Element and region data |

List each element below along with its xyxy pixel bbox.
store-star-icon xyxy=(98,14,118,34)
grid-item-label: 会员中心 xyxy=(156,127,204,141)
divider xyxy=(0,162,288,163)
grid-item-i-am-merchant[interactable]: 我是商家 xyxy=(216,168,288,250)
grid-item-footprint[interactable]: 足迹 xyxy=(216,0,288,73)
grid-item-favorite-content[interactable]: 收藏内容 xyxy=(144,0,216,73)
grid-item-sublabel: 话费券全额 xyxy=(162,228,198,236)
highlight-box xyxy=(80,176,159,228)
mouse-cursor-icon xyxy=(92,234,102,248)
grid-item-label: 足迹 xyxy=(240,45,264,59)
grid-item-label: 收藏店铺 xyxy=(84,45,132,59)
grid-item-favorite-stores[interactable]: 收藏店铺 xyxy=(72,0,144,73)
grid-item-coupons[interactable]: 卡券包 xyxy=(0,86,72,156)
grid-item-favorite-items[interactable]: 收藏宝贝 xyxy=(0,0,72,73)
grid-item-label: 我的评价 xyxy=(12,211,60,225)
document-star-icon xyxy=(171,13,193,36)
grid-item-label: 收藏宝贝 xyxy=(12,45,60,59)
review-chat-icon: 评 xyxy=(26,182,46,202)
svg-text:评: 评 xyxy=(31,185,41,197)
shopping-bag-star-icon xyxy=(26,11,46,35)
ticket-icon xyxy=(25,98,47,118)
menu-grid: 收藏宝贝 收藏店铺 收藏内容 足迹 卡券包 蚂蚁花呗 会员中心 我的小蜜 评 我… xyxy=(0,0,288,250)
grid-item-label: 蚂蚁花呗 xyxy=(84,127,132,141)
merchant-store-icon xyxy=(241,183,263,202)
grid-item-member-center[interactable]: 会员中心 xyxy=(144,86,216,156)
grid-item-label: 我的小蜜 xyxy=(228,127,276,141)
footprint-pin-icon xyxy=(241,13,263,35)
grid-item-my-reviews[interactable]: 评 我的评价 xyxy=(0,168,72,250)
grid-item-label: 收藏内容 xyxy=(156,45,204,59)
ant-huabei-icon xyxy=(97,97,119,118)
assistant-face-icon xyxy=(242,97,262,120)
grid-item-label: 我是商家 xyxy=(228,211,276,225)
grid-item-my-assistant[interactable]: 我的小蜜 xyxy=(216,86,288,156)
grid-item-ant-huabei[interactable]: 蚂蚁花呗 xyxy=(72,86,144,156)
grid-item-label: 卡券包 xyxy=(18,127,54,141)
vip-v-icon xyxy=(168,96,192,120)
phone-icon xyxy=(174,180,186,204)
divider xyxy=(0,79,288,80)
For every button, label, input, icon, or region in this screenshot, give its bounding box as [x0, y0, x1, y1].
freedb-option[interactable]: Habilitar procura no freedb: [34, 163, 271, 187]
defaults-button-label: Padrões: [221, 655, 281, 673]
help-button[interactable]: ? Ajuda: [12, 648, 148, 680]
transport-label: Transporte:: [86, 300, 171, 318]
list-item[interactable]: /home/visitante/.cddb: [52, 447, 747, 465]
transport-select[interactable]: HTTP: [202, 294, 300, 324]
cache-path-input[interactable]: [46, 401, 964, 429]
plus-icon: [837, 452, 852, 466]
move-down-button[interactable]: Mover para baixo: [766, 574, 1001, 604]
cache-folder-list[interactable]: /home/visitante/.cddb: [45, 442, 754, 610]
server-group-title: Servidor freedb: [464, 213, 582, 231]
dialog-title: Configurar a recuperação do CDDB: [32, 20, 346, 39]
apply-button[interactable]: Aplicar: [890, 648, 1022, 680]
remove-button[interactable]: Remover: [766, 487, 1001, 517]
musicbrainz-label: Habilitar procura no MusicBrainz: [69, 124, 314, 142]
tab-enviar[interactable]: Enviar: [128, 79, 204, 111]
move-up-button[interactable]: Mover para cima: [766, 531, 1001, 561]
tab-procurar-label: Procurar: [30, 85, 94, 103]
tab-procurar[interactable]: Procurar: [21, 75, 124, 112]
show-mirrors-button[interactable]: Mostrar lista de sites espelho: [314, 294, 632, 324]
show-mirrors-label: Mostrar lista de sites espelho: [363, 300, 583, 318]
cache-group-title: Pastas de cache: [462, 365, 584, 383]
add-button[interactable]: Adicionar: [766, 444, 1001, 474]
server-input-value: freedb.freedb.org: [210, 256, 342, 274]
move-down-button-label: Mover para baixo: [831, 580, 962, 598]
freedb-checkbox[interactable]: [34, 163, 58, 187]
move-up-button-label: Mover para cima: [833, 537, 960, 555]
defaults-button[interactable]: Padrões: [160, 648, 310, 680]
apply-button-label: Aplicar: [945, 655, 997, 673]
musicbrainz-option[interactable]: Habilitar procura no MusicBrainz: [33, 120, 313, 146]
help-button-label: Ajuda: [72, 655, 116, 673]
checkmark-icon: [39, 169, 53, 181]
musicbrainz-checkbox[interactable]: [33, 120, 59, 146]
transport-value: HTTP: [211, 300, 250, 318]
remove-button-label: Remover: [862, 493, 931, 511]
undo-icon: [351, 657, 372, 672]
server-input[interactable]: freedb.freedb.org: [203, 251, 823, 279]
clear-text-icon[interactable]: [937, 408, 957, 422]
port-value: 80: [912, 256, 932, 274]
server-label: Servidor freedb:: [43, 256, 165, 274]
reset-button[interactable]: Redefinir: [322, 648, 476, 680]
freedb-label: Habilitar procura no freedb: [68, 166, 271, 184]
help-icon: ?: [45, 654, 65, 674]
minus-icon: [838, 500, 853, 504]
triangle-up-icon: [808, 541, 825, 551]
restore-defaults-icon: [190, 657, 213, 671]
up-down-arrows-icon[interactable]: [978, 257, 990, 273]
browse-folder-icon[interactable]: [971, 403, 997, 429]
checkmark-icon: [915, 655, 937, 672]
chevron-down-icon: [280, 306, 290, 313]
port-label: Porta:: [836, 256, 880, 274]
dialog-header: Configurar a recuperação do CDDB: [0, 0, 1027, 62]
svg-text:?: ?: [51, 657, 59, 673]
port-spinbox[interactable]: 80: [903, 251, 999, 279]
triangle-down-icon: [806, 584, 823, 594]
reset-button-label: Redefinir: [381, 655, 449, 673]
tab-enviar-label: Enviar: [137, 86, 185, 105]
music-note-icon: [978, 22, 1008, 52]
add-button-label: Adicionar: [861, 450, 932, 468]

Task statement |
Express the item lines as a JSON list of strings, one string per line and no blank lines, running from the start of the items through the line containing "grid-item-label: 我是商家 xyxy=(228,211,276,225)", inclusive.

Output below |
[
  "List each element below along with its xyxy pixel bbox.",
  "store-star-icon xyxy=(98,14,118,34)",
  "grid-item-label: 会员中心 xyxy=(156,127,204,141)",
  "divider xyxy=(0,162,288,163)",
  "grid-item-i-am-merchant[interactable]: 我是商家 xyxy=(216,168,288,250)",
  "grid-item-footprint[interactable]: 足迹 xyxy=(216,0,288,73)",
  "grid-item-favorite-content[interactable]: 收藏内容 xyxy=(144,0,216,73)",
  "grid-item-sublabel: 话费券全额 xyxy=(162,228,198,236)",
  "highlight-box xyxy=(80,176,159,228)",
  "mouse-cursor-icon xyxy=(92,234,102,248)",
  "grid-item-label: 足迹 xyxy=(240,45,264,59)",
  "grid-item-label: 收藏店铺 xyxy=(84,45,132,59)",
  "grid-item-favorite-stores[interactable]: 收藏店铺 xyxy=(72,0,144,73)",
  "grid-item-coupons[interactable]: 卡券包 xyxy=(0,86,72,156)",
  "grid-item-favorite-items[interactable]: 收藏宝贝 xyxy=(0,0,72,73)",
  "grid-item-label: 我的评价 xyxy=(12,211,60,225)",
  "document-star-icon xyxy=(171,13,193,36)",
  "grid-item-label: 收藏宝贝 xyxy=(12,45,60,59)",
  "review-chat-icon: 评 xyxy=(26,182,46,202)",
  "svg-text:评: 评 xyxy=(31,185,41,197)",
  "shopping-bag-star-icon xyxy=(26,11,46,35)",
  "ticket-icon xyxy=(25,98,47,118)",
  "menu-grid: 收藏宝贝 收藏店铺 收藏内容 足迹 卡券包 蚂蚁花呗 会员中心 我的小蜜 评 我… xyxy=(0,0,288,250)",
  "grid-item-label: 蚂蚁花呗 xyxy=(84,127,132,141)",
  "merchant-store-icon xyxy=(241,183,263,202)",
  "grid-item-member-center[interactable]: 会员中心 xyxy=(144,86,216,156)",
  "grid-item-label: 我的小蜜 xyxy=(228,127,276,141)",
  "footprint-pin-icon xyxy=(241,13,263,35)",
  "grid-item-my-reviews[interactable]: 评 我的评价 xyxy=(0,168,72,250)",
  "grid-item-label: 收藏内容 xyxy=(156,45,204,59)",
  "ant-huabei-icon xyxy=(97,97,119,118)",
  "assistant-face-icon xyxy=(242,97,262,120)",
  "grid-item-label: 我是商家 xyxy=(228,211,276,225)"
]